=== Exercise description ===
Gather up the lines that contain "отношенію".

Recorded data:
+-------+
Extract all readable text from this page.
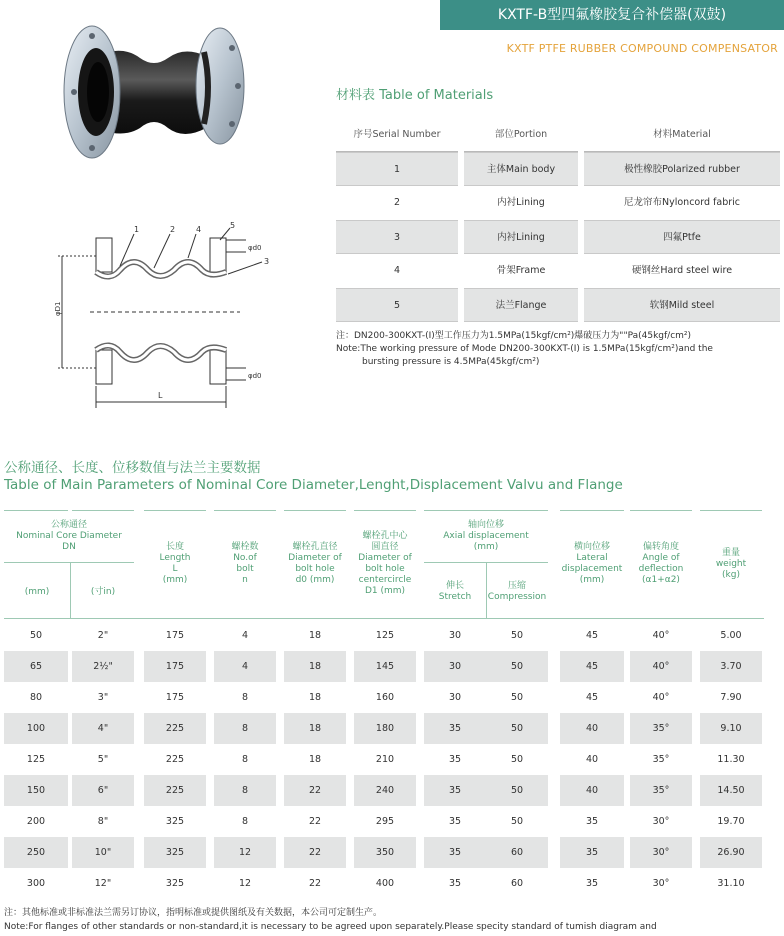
KXTF-B型四氟橡胶复合补偿器(双鼓)
KXTF PTFE RUBBER COMPOUND COMPENSATOR
1	2	4	5
3
φd0
φd0
φD1
L
材料表 Table of Materials
序号Serial Number	部位Portion	材料Material
1	主体Main body	极性橡胶Polarized rubber
2	内衬Lining	尼龙帘布Nyloncord fabric
3	内衬Lining	四氟Ptfe
4	骨架Frame	硬钢丝Hard steel wire
5	法兰Flange	软钢Mild steel
注：DN200-300KXT-(Ⅰ)型工作压力为1.5MPa(15kgf/cm²)爆破压力为""Pa(45kgf/cm²)
Note:The working pressure of Mode DN200-300KXT-(Ⅰ) is 1.5MPa(15kgf/cm²)and the
bursting pressure is 4.5MPa(45kgf/cm²)
公称通径、长度、位移数值与法兰主要数据
Table of Main Parameters of Nominal Core Diameter,Lenght,Displacement Valvu and Flange
公称通径
Nominal Core Diameter
DN
(mm)	(寸in)
长度
Length
L
(mm)
螺栓数
No.of
bolt
n
螺栓孔直径
Diameter of
bolt hole
d0 (mm)
螺栓孔中心
圆直径
Diameter of
bolt hole
centercircle
D1 (mm)
轴向位移
Axial displacement
(mm)
伸长
Stretch
压缩
Compression
横向位移
Lateral
displacement
(mm)
偏转角度
Angle of
deflection
(α1+α2)
重量
weight
(kg)
50	2"	175	4	18	125	30	50	45	40°	5.00
65	2½"	175	4	18	145	30	50	45	40°	3.70
80	3"	175	8	18	160	30	50	45	40°	7.90
100	4"	225	8	18	180	35	50	40	35°	9.10
125	5"	225	8	18	210	35	50	40	35°	11.30
150	6"	225	8	22	240	35	50	40	35°	14.50
200	8"	325	8	22	295	35	50	35	30°	19.70
250	10"	325	12	22	350	35	60	35	30°	26.90
300	12"	325	12	22	400	35	60	35	30°	31.10
注：其他标准或非标准法兰需另订协议，指明标准或提供图纸及有关数据，本公司可定制生产。
Note:For flanges of other standards or non-standard,it is necessary to be agreed upon separately.Please specity standard of tumish diagram and
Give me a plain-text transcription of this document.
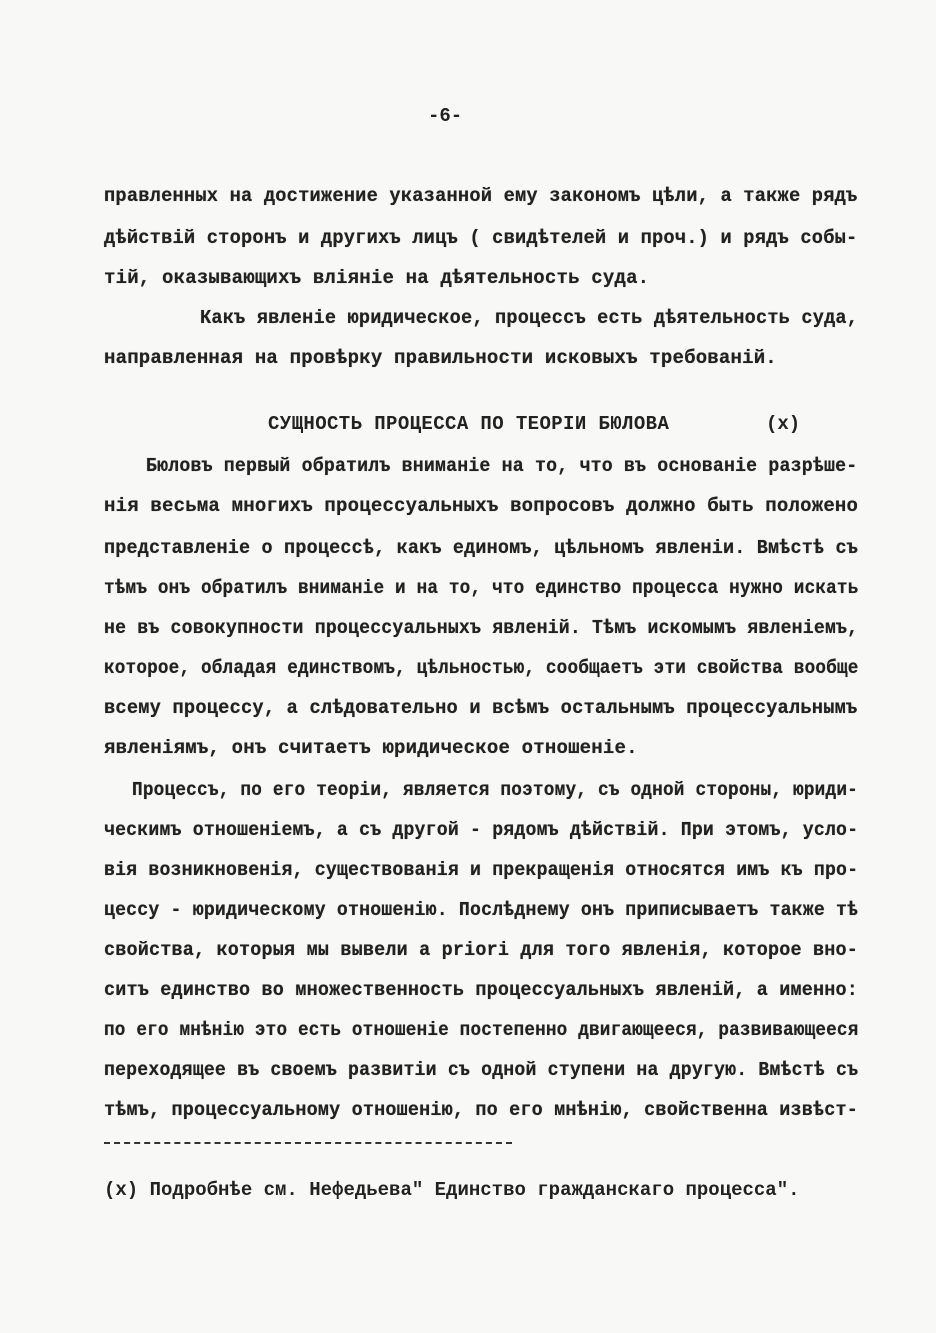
-6-
правленных на достижение указанной ему закономъ цѣли, а также рядъ
дѣйствій сторонъ и другихъ лицъ ( свидѣтелей и проч.) и рядъ собы-
тій, оказывающихъ вліяніе на дѣятельность суда.
Какъ явленіе юридическое, процессъ есть дѣятельность суда,
направленная на провѣрку правильности исковыхъ требованій.
СУЩНОСТЬ ПРОЦЕССА ПО ТЕОРІИ БЮЛОВА	(х)
Бюловъ первый обратилъ вниманіе на то, что въ основаніе разрѣше-
нія весьма многихъ процессуальныхъ вопросовъ должно быть положено
представленіе о процессѣ, какъ единомъ, цѣльномъ явленіи. Вмѣстѣ съ
тѣмъ онъ обратилъ вниманіе и на то, что единство процесса нужно искать
не въ совокупности процессуальныхъ явленій. Тѣмъ искомымъ явленіемъ,
которое, обладая единствомъ, цѣльностью, сообщаетъ эти свойства вообще
всему процессу, а слѣдовательно и всѣмъ остальнымъ процессуальнымъ
явленіямъ, онъ считаетъ юридическое отношеніе.
Процессъ, по его теоріи, является поэтому, съ одной стороны, юриди-
ческимъ отношеніемъ, а съ другой - рядомъ дѣйствій. При этомъ, усло-
вія возникновенія, существованія и прекращенія относятся имъ къ про-
цессу - юридическому отношенію. Послѣднему онъ приписываетъ также тѣ
свойства, которыя мы вывели a priori для того явленія, которое вно-
ситъ единство во множественность процессуальныхъ явленій, а именно:
по его мнѣнію это есть отношеніе постепенно двигающееся, развивающееся
переходящее въ своемъ развитіи съ одной ступени на другую. Вмѣстѣ съ
тѣмъ, процессуальному отношенію, по его мнѣнію, свойственна извѣст-
(х) Подробнѣе см. Нефедьева" Единство гражданскаго процесса".
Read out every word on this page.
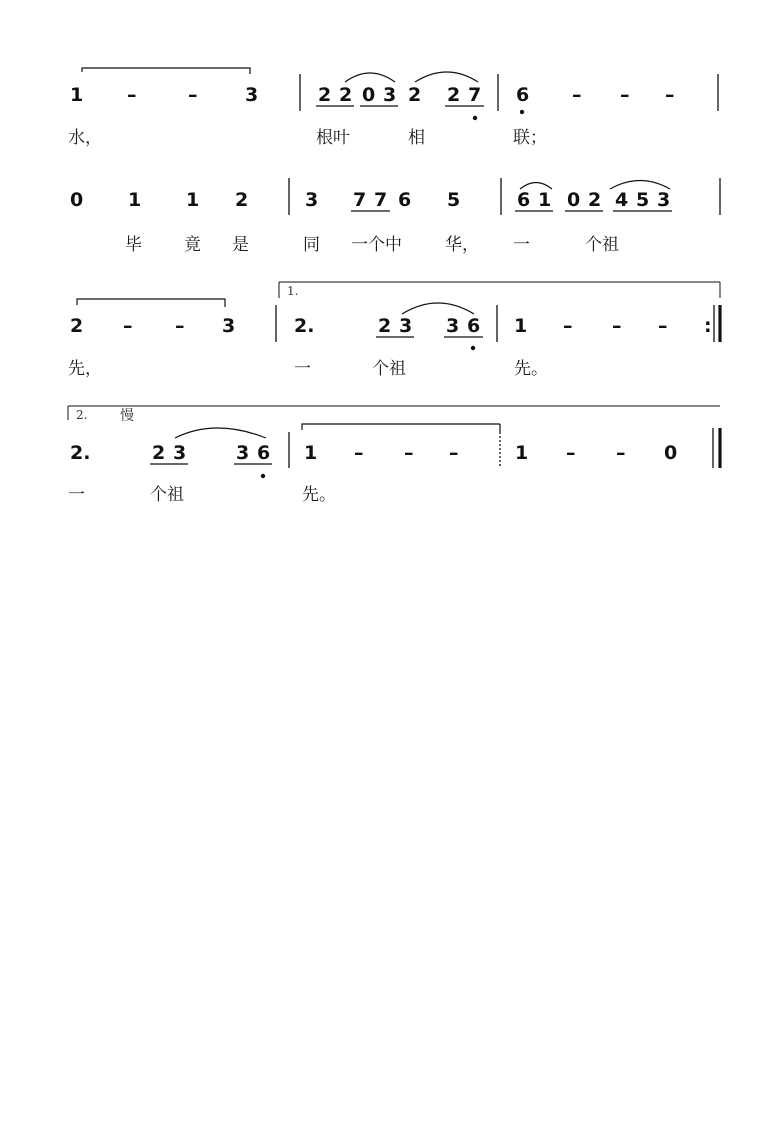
1 –	–	3	2 2 0 3 2 2 7 6 – – –
水，	根叶	相	联；
0 1 1 2	3 7 7 6 5	6 1 0 2 4 5 3
毕 竟 是	同 一个中	华， 一	个祖
1.
2 – – 3	2.	2 3 3 6 1 – – – :
先，	一	个祖	先。
2. 慢
2.	2 3	3 6 1 – – –	1 – – 0
一	个祖	先。
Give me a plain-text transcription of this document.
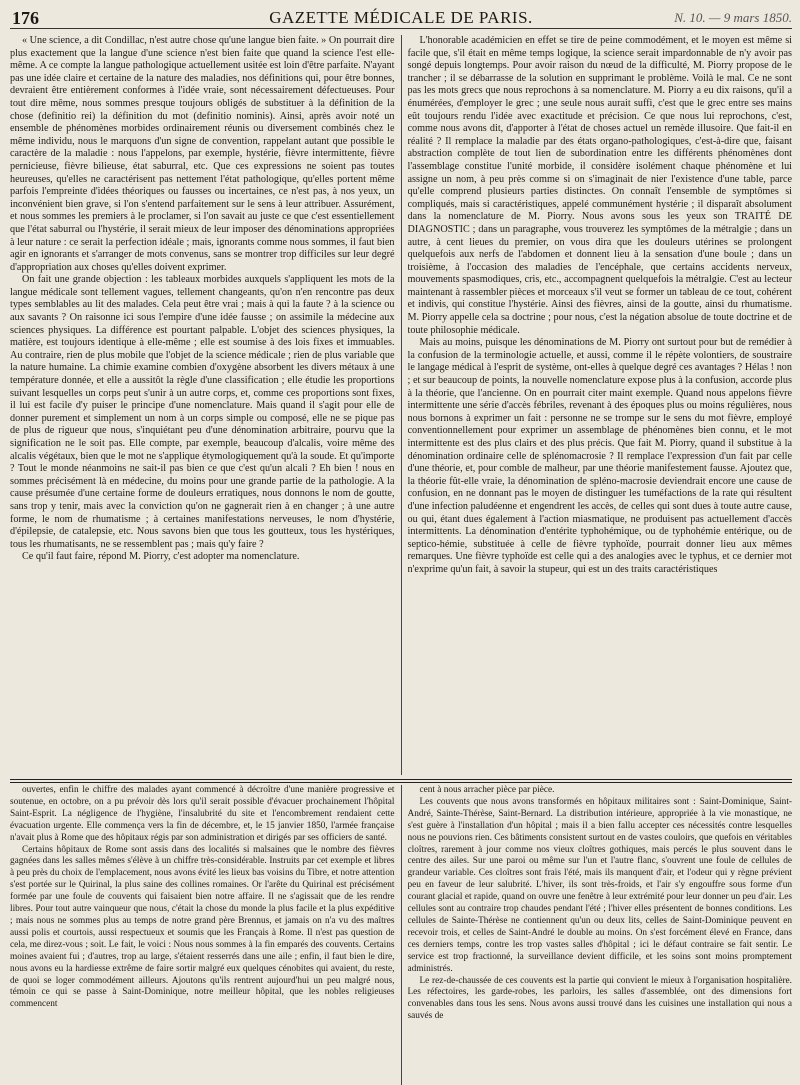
176	GAZETTE MÉDICALE DE PARIS.	N. 10. — 9 mars 1850.

« Une science, a dit Condillac, n'est autre chose qu'une langue bien faite. » On pourrait dire plus exactement que la langue d'une science n'est bien faite que quand la science l'est elle-même. A ce compte la langue pathologique actuellement usitée est loin d'être parfaite. N'ayant pas une idée claire et certaine de la nature des maladies, nos définitions qui, pour être bonnes, devraient être entièrement conformes à l'idée vraie, sont nécessairement défectueuses. Pour tout dire même, nous sommes presque toujours obligés de substituer à la définition de la chose (definitio rei) la définition du mot (definitio nominis). Ainsi, après avoir noté un ensemble de phénomènes morbides ordinairement réunis ou diversement combinés chez le même individu, nous le marquons d'un signe de convention, rappelant autant que possible le caractère de la maladie : nous l'appelons, par exemple, hystérie, fièvre intermittente, fièvre pernicieuse, fièvre bilieuse, état saburral, etc. Que ces expressions ne soient pas toutes heureuses, qu'elles ne caractérisent pas nettement l'état pathologique, qu'elles portent même parfois l'empreinte d'idées théoriques ou fausses ou incertaines, ce n'est pas, à nos yeux, un inconvénient bien grave, si l'on s'entend parfaitement sur le sens à leur attribuer. Assurément, et nous sommes les premiers à le proclamer, si l'on savait au juste ce que c'est essentiellement que l'état saburral ou l'hystérie, il serait mieux de leur imposer des dénominations appropriées à leur nature : ce serait la perfection idéale ; mais, ignorants comme nous sommes, il faut bien agir en ignorants et s'arranger de mots convenus, sans se montrer trop difficiles sur leur degré d'appropriation aux choses qu'elles doivent exprimer.

On fait une grande objection : les tableaux morbides auxquels s'appliquent les mots de la langue médicale sont tellement vagues, tellement changeants, qu'on n'en rencontre pas deux types semblables au lit des malades. Cela peut être vrai ; mais à qui la faute ? à la science ou aux savants ? On raisonne ici sous l'empire d'une idée fausse ; on assimile la médecine aux sciences physiques. La différence est pourtant palpable. L'objet des sciences physiques, la matière, est toujours identique à elle-même ; elle est soumise à des lois fixes et immuables. Au contraire, rien de plus mobile que l'objet de la science médicale ; rien de plus variable que la nature humaine. La chimie examine combien d'oxygène absorbent les divers métaux à une température donnée, et elle a aussitôt la règle d'une classification ; elle étudie les proportions suivant lesquelles un corps peut s'unir à un autre corps, et, comme ces proportions sont fixes, il lui est facile d'y puiser le principe d'une nomenclature. Mais quand il s'agit pour elle de donner purement et simplement un nom à un corps simple ou composé, elle ne se pique pas de plus de rigueur que nous, s'inquiétant peu d'une dénomination arbitraire, pourvu que la signification ne le soit pas. Elle compte, par exemple, beaucoup d'alcalis, voire même des alcalis végétaux, bien que le mot ne s'applique étymologiquement qu'à la soude. Et qu'importe ? Tout le monde néanmoins ne sait-il pas bien ce que c'est qu'un alcali ? Eh bien ! nous en sommes précisément là en médecine, du moins pour une grande partie de la pathologie. A la cause présumée d'une certaine forme de douleurs erratiques, nous donnons le nom de goutte, sans trop y tenir, mais avec la conviction qu'on ne gagnerait rien à en changer ; à une autre forme, le nom de rhumatisme ; à certaines manifestations nerveuses, le nom d'hystérie, d'épilepsie, de catalepsie, etc. Nous savons bien que tous les goutteux, tous les hystériques, tous les rhumatisants, ne se ressemblent pas ; mais qu'y faire ?

Ce qu'il faut faire, répond M. Piorry, c'est adopter ma nomenclature.

L'honorable académicien en effet se tire de peine commodément, et le moyen est même si facile que, s'il était en même temps logique, la science serait impardonnable de n'y avoir pas songé depuis longtemps. Pour avoir raison du nœud de la difficulté, M. Piorry propose de le trancher ; il se débarrasse de la solution en supprimant le problème. Voilà le mal. Ce ne sont pas les mots grecs que nous reprochons à sa nomenclature. M. Piorry a eu dix raisons, qu'il a énumérées, d'employer le grec ; une seule nous aurait suffi, c'est que le grec entre ses mains eût toujours rendu l'idée avec exactitude et précision. Ce que nous lui reprochons, c'est, comme nous avons dit, d'apporter à l'état de choses actuel un remède illusoire. Que fait-il en réalité ? Il remplace la maladie par des états organo-pathologiques, c'est-à-dire que, faisant abstraction complète de tout lien de subordination entre les différents phénomènes dont l'assemblage constitue l'unité morbide, il considère isolément chaque phénomène et lui assigne un nom, à peu près comme si on s'imaginait de nier l'existence d'une table, parce qu'elle comprend plusieurs parties distinctes. On connaît l'ensemble de symptômes si compliqués, mais si caractéristiques, appelé communément hystérie ; il disparaît absolument dans la nomenclature de M. Piorry. Nous avons sous les yeux son TRAITÉ DE DIAGNOSTIC ; dans un paragraphe, vous trouverez les symptômes de la métralgie ; dans un autre, à cent lieues du premier, on vous dira que les douleurs utérines se prolongent quelquefois aux nerfs de l'abdomen et donnent lieu à la sensation d'une boule ; dans un troisième, à l'occasion des maladies de l'encéphale, que certains accidents nerveux, mouvements spasmodiques, cris, etc., accompagnent quelquefois la métralgie. C'est au lecteur maintenant à rassembler pièces et morceaux s'il veut se former un tableau de ce tout, cohérent et indivis, qui constitue l'hystérie. Ainsi des fièvres, ainsi de la goutte, ainsi du rhumatisme. M. Piorry appelle cela sa doctrine ; pour nous, c'est la négation absolue de toute doctrine et de toute philosophie médicale.

Mais au moins, puisque les dénominations de M. Piorry ont surtout pour but de remédier à la confusion de la terminologie actuelle, et aussi, comme il le répète volontiers, de soustraire le langage médical à l'esprit de système, ont-elles à quelque degré ces avantages ? Hélas ! non ; et sur beaucoup de points, la nouvelle nomenclature expose plus à la confusion, accorde plus à la théorie, que l'ancienne. On en pourrait citer maint exemple. Quand nous appelons fièvre intermittente une série d'accès fébriles, revenant à des époques plus ou moins régulières, nous nous bornons à exprimer un fait : personne ne se trompe sur le sens du mot fièvre, employé conventionnellement pour exprimer un assemblage de phénomènes bien connu, et le mot intermittente est des plus clairs et des plus précis. Que fait M. Piorry, quand il substitue à la dénomination ordinaire celle de splénomacrosie ? Il remplace l'expression d'un fait par celle d'une théorie, et, pour comble de malheur, par une théorie manifestement fausse. Ajoutez que, la théorie fût-elle vraie, la dénomination de spléno-macrosie deviendrait encore une cause de confusion, en ne donnant pas le moyen de distinguer les tuméfactions de la rate qui résultent d'une infection paludéenne et engendrent les accès, de celles qui sont dues à toute autre cause, ou qui, étant dues également à l'action miasmatique, ne produisent pas actuellement d'accès intermittents. La dénomination d'entérite typhohémique, ou de typhohémie entérique, ou de septico-hémie, substituée à celle de fièvre typhoïde, pourrait donner lieu aux mêmes remarques. Une fièvre typhoïde est celle qui a des analogies avec le typhus, et ce dernier mot n'exprime qu'un fait, à savoir la stupeur, qui est un des traits caractéristiques

ouvertes, enfin le chiffre des malades ayant commencé à décroître d'une manière progressive et soutenue, en octobre, on a pu prévoir dès lors qu'il serait possible d'évacuer prochainement l'hôpital Saint-Esprit. La négligence de l'hygiène, l'insalubrité du site et l'encombrement rendaient cette évacuation urgente. Elle commença vers la fin de décembre, et, le 15 janvier 1850, l'armée française n'avait plus à Rome que des hôpitaux régis par son administration et dirigés par ses officiers de santé.

Certains hôpitaux de Rome sont assis dans des localités si malsaines que le nombre des fièvres gagnées dans les salles mêmes s'élève à un chiffre très-considérable. Instruits par cet exemple et libres à peu près du choix de l'emplacement, nous avons évité les lieux bas voisins du Tibre, et notre attention s'est portée sur le Quirinal, la plus saine des collines romaines. Or l'arête du Quirinal est précisément formée par une foule de couvents qui faisaient bien notre affaire. Il ne s'agissait que de les rendre libres. Pour tout autre vainqueur que nous, c'était la chose du monde la plus facile et la plus expéditive ; mais nous ne sommes plus au temps de notre grand père Brennus, et jamais on n'a vu des maîtres aussi polis et courtois, aussi respectueux et soumis que les Français à Rome. Il n'est pas question de cela, me direz-vous ; soit. Le fait, le voici : Nous nous sommes à la fin emparés des couvents. Certains moines avaient fui ; d'autres, trop au large, s'étaient resserrés dans une aile ; enfin, il faut bien le dire, nous avons eu la hardiesse extrême de faire sortir malgré eux quelques cénobites qui avaient, du reste, de quoi se loger commodément ailleurs. Ajoutons qu'ils rentrent aujourd'hui un peu malgré nous, témoin ce qui se passe à Saint-Dominique, notre meilleur hôpital, que les nobles religieuses commencent

cent à nous arracher pièce par pièce.

Les couvents que nous avons transformés en hôpitaux militaires sont : Saint-Dominique, Saint-André, Sainte-Thérèse, Saint-Bernard. La distribution intérieure, appropriée à la vie monastique, ne s'est guère à l'installation d'un hôpital ; mais il a bien fallu accepter ces nécessités contre lesquelles nous ne pouvions rien. Ces bâtiments consistent surtout en de vastes couloirs, que quefois en véritables cloîtres, rarement à jour comme nos vieux cloîtres gothiques, mais percés le plus souvent dans le centre des ailes. Sur une paroi ou même sur l'un et l'autre flanc, s'ouvrent une foule de cellules de grandeur variable. Ces cloîtres sont frais l'été, mais ils manquent d'air, et l'odeur qui y règne prévient peu en faveur de leur salubrité. L'hiver, ils sont très-froids, et l'air s'y engouffre sous forme d'un courant glacial et rapide, quand on ouvre une fenêtre à leur extrémité pour leur donner un peu d'air. Les cellules sont au contraire trop chaudes pendant l'été ; l'hiver elles présentent de bonnes conditions. Les cellules de Sainte-Thérèse ne contiennent qu'un ou deux lits, celles de Saint-Dominique peuvent en recevoir trois, et celles de Saint-André le double au moins. On s'est forcément élevé en France, dans ces derniers temps, contre les trop vastes salles d'hôpital ; ici le défaut contraire se fait sentir. Le service est trop fractionné, la surveillance devient difficile, et les soins sont moins promptement administrés.

Le rez-de-chaussée de ces couvents est la partie qui convient le mieux à l'organisation hospitalière. Les réfectoires, les garde-robes, les parloirs, les salles d'assemblée, ont des dimensions fort convenables dans tous les sens. Nous avons aussi trouvé dans les cuisines une installation qui nous a sauvés de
+-------+
=== Exercise result ===
цессу - юридическому отношенію. Послѣднему онъ приписываетъ также тѣ
тѣмъ, процессуальному отношенію, по его мнѣнію, свойственна извѣст-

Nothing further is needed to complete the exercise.